ROWS →
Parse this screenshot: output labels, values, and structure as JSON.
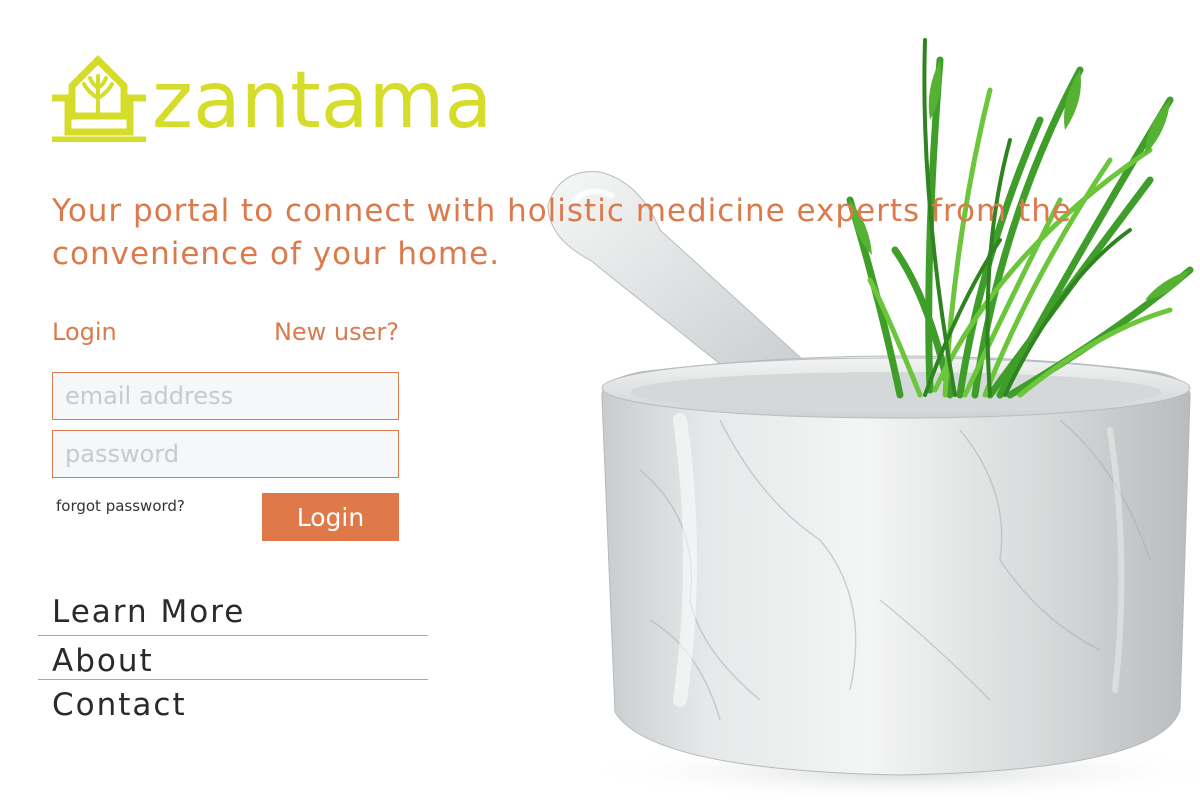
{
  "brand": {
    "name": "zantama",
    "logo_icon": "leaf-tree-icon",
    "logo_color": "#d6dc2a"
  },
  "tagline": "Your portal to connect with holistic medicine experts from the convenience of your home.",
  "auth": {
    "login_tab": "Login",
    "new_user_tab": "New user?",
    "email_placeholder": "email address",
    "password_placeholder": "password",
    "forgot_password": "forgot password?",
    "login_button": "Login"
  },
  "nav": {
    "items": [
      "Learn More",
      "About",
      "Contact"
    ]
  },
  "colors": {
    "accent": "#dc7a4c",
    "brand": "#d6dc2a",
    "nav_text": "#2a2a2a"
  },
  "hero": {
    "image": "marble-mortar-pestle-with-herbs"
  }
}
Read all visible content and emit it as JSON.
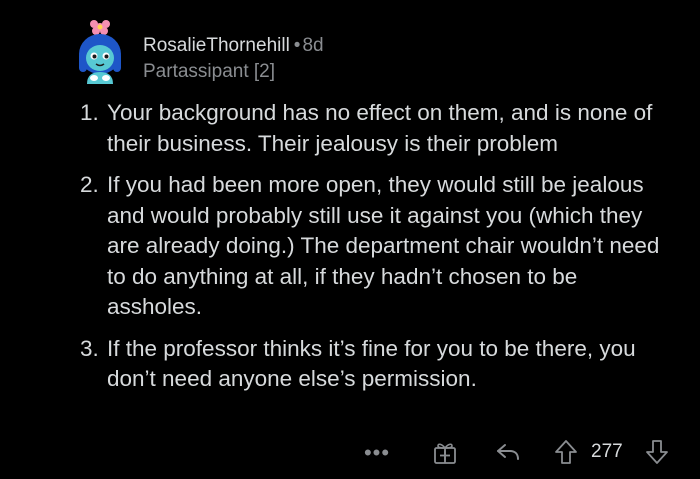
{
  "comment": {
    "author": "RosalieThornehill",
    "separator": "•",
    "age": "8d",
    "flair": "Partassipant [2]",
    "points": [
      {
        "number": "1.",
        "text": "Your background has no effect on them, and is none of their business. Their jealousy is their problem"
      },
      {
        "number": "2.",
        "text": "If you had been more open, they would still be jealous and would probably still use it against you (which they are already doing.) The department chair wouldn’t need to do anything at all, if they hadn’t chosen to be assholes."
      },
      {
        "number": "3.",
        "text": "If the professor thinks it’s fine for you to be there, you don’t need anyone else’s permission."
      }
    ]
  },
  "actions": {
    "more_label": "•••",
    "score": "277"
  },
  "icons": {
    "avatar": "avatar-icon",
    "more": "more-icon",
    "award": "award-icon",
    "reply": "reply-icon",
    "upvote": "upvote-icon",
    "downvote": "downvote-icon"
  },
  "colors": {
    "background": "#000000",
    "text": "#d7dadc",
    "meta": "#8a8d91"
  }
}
==
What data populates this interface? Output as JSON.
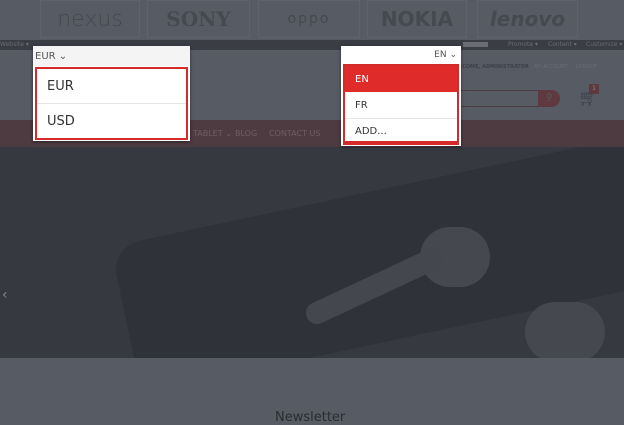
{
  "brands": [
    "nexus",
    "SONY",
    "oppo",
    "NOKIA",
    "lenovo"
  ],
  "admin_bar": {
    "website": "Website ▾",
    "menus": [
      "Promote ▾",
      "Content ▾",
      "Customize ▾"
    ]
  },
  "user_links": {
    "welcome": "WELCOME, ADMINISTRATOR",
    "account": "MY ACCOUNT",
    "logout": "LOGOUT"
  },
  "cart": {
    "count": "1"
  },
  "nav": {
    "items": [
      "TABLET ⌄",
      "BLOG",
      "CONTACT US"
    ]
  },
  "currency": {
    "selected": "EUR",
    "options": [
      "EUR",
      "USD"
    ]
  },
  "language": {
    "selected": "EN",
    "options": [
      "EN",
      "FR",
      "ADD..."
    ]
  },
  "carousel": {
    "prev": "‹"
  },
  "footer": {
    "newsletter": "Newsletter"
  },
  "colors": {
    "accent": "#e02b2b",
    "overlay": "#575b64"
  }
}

BRIEF →
Gather each line of the records holding the string "JSON".

FINAL ANSWER →
Parse this screenshot: output labels, values, and structure as JSON.
Read all visible content and emit it as JSON.
What data populates this interface? Output as JSON.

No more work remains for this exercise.